- Data records
------------
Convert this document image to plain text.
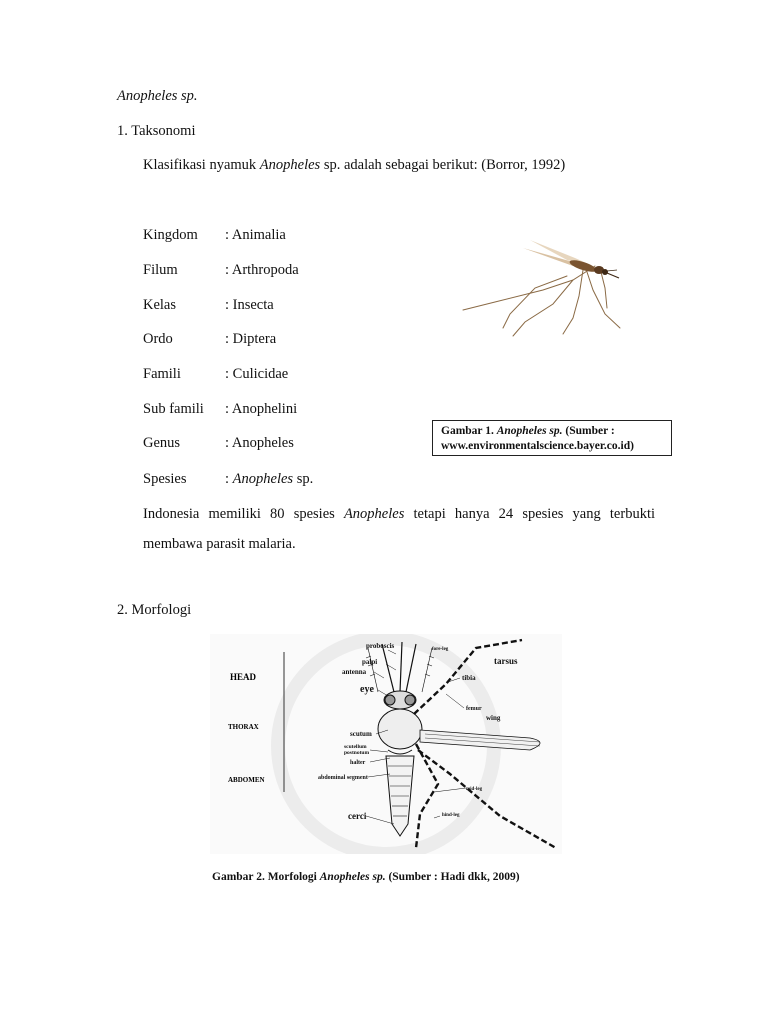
Anopheles sp.
1. Taksonomi
Klasifikasi nyamuk Anopheles sp. adalah sebagai berikut: (Borror, 1992)
Kingdom : Animalia
Filum	: Arthropoda
Kelas	: Insecta
Ordo	: Diptera
Famili	: Culicidae
Sub famili : Anophelini
Genus	: Anopheles
Spesies	: Anopheles sp.
Gambar 1. Anopheles sp. (Sumber :
www.environmentalscience.bayer.co.id)
Indonesia memiliki 80 spesies Anopheles tetapi hanya 24 spesies yang terbukti membawa parasit malaria.
2. Morfologi
HEAD
THORAX
ABDOMEN
proboscis	fore-leg
palpi
antenna
eye
scutum
scutellum
postnotum
halter
abdominal segment
cerci
tarsus
tibia
femur
wing
mid-leg
hind-leg
Gambar 2. Morfologi Anopheles sp. (Sumber : Hadi dkk, 2009)
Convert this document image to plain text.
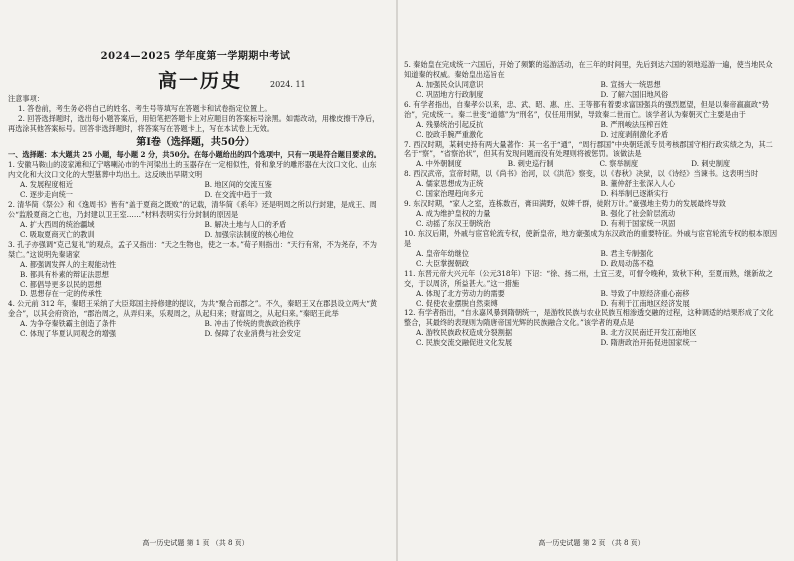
2024—2025 学年度第一学期期中考试
高一历史	2024. 11

注意事项：

1. 答卷前，考生务必将自己的姓名、考生号等填写在答题卡和试卷指定位置上。

2. 回答选择题时，选出每小题答案后，用铅笔把答题卡上对应题目的答案标号涂黑。如需改动，用橡皮擦干净后，再选涂其他答案标号。回答非选择题时，将答案写在答题卡上，写在本试卷上无效。

第Ⅰ卷（选择题，共50分）

一、选择题：本大题共 25 小题，每小题 2 分，共50分。在每小题给出的四个选项中，只有一项是符合题目要求的。

1. 安徽马鞍山的凌家滩和辽宁喀喇沁市的牛河梁出土的玉器存在一定相似性，骨和象牙的雕形器在大汶口文化、山东内文化和大汶口文化的大型墓葬中均出土。这反映出早期文明

A. 发展程度相近	B. 地区间的交流互鉴
C. 逐步走向统一	D. 在交流中趋于一致

2. 清华简《祭公》和《逸周书》皆有“盖于夏商之既败”的记载，清华简《系年》还是明周之所以行封建，是成王、周公“监殷夏商之亡也，乃封建以卫王室……”材料表明实行分封制的原因是

A. 扩大西周的统治疆域	B. 解决土地与人口的矛盾
C. 吸取夏商灭亡的教训	D. 加强宗法制度的核心地位

3. 孔子亦强调“克己复礼”的观点，孟子又指出：“天之生物也，使之一本。”荀子则指出：“天行有常，不为尧存，不为桀亡。”这说明先秦诸家

A. 都强调发挥人的主观能动性
B. 都具有朴素的辩证法思想
C. 都倡导更多以民的思想
D. 思想存在一定的传承性

4. 公元前 312 年，秦昭王采纳了大臣郑国主持修建的提议，为共“聚合而郡之”。不久，秦昭王又在郡县设立两大“黄金合”，以其会府资治，“郡治周之，从弄归来，乐观周之，从起归来；财富周之，从起归来。”秦昭王此举

A. 为争夺秦铁霸主创造了条件	B. 冲击了传统的贵族政治秩序
C. 体现了华夏认同观念的增强	D. 保障了农业消费与社会安定
高一历史试题 第 1 页 （共 8 页）

5. 秦始皇在完成统一六国后，开始了频繁的巡游活动，在三年的时间里，先后到达六国的领地巡游一遍，使当地民众知道秦的权威。秦始皇出巡旨在

A. 加强民众认同意识	B. 宣扬大一统思想
C. 巩固地方行政制度	D. 了解六国旧地风俗

6. 有学者指出，自秦孝公以来，忠、武、昭、惠、庄、王等都有着要求富国强兵的强烈愿望，但是以秦帝嬴嬴政“势治”，完成统一。秦二世变“道德”为“刑名”，仅任用刑狱，导致秦二世而亡。该学者认为秦朝灭亡主要是由于

A. 残暴统治引起反抗	B. 严刑峻法压榨百姓
C. 胶政手腕严重激化	D. 过度剥削激化矛盾

7. 西汉时期，某刺史持有两大量著作：其一名于“通”，“周行郡国”中央朝廷派专员考核郡国守相行政实绩之为，其二名于“察”，“省察治状”，但其有发现问题而没有处理则将被惩罚。该做法是

A. 中外朝制度	B. 刺史巡行制	C. 察举制度	D. 刺史制度

8. 西汉武帝，宣帝时期，以《尚书》治河，以《洪范》察变，以《春秋》决狱，以《诗经》当谏书。这表明当时

A. 儒家思想成为正统	B. 董仲舒主张深入人心
C. 国家治理趋向多元	D. 科举制已逐渐实行

9. 东汉时期，“家人之室，连栋数百，膏田满野，奴婢千群，徒附万计。”豪强地主势力的发展最终导致

A. 成为维护皇权的力量	B. 强化了社会阶层流动
C. 动摇了东汉王朝统治	D. 有利于国家统一巩固

10. 东汉后期，外戚与宦官轮流专权，使新皇帝，地方豪强成为东汉政治的重要特征。外戚与宦官轮流专权的根本原因是

A. 皇帝年幼继位	B. 君主专制强化
C. 大臣掌握朝政	D. 政局动荡不稳

11. 东晋元帝大兴元年（公元318年）下诏：“徐、扬二州，土宜三麦，可督令晚种，致秋下种，至夏而熟，继新故之交，于以周济，所益甚大。”这一措施

A. 体现了北方劳动力的需要	B. 导致了中原经济重心南移
C. 促使农业摆脱自然束缚	D. 有利于江南地区经济发展

12. 有学者指出，“自永嘉风暴到隋朝统一，是游牧民族与农业民族互相渗透交融的过程，这种调适的结果形成了文化整合，其最终的表现则为隋唐帝国光辉的民族融合文化。”该学者的观点是

A. 游牧民族政权造成分裂割据	B. 北方汉民南迁开发江南地区
C. 民族交流交融促进文化发展	D. 隋唐政治开拓促进国家统一
高一历史试题 第 2 页 （共 8 页）
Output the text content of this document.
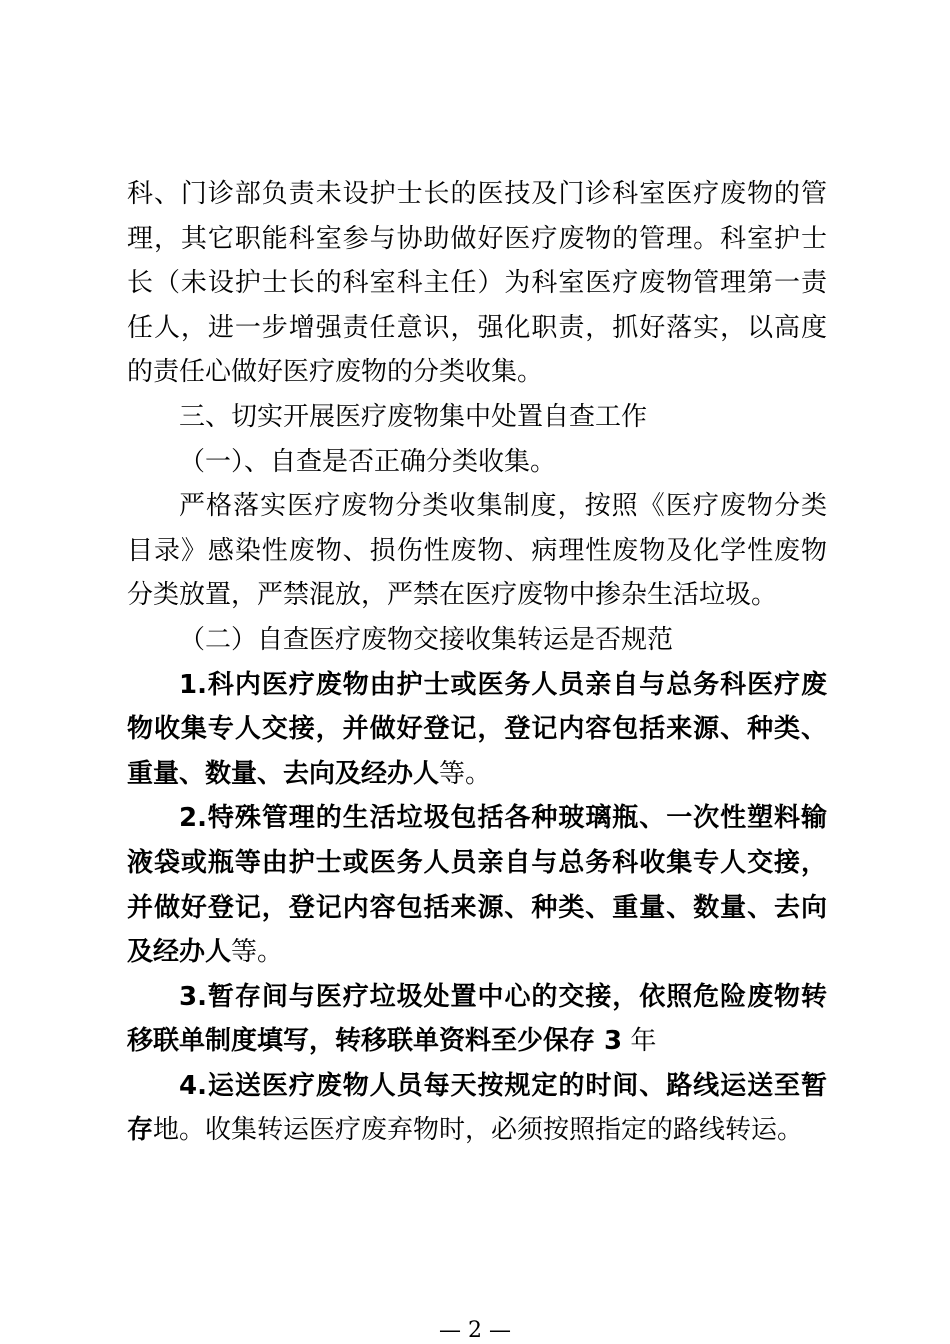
科、门诊部负责未设护士长的医技及门诊科室医疗废物的管理，其它职能科室参与协助做好医疗废物的管理。科室护士长（未设护士长的科室科主任）为科室医疗废物管理第一责任人，进一步增强责任意识，强化职责，抓好落实，以高度的责任心做好医疗废物的分类收集。

三、切实开展医疗废物集中处置自查工作

（一）、自查是否正确分类收集。

严格落实医疗废物分类收集制度，按照《医疗废物分类目录》感染性废物、损伤性废物、病理性废物及化学性废物分类放置，严禁混放，严禁在医疗废物中掺杂生活垃圾。

（二）自查医疗废物交接收集转运是否规范

1.科内医疗废物由护士或医务人员亲自与总务科医疗废物收集专人交接，并做好登记，登记内容包括来源、种类、重量、数量、去向及经办人等。

2.特殊管理的生活垃圾包括各种玻璃瓶、一次性塑料输液袋或瓶等由护士或医务人员亲自与总务科收集专人交接，并做好登记，登记内容包括来源、种类、重量、数量、去向及经办人等。

3.暂存间与医疗垃圾处置中心的交接，依照危险废物转移联单制度填写，转移联单资料至少保存 3 年

4.运送医疗废物人员每天按规定的时间、路线运送至暂存地。收集转运医疗废弃物时，必须按照指定的路线转运。

— 2 —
------------
- Instructions for the task
Copy each line of the listing that holds the word "Sumber".

- Exercise answer
Gambar 1. Anopheles sp. (Sumber :
Gambar 2. Morfologi Anopheles sp. (Sumber : Hadi dkk, 2009)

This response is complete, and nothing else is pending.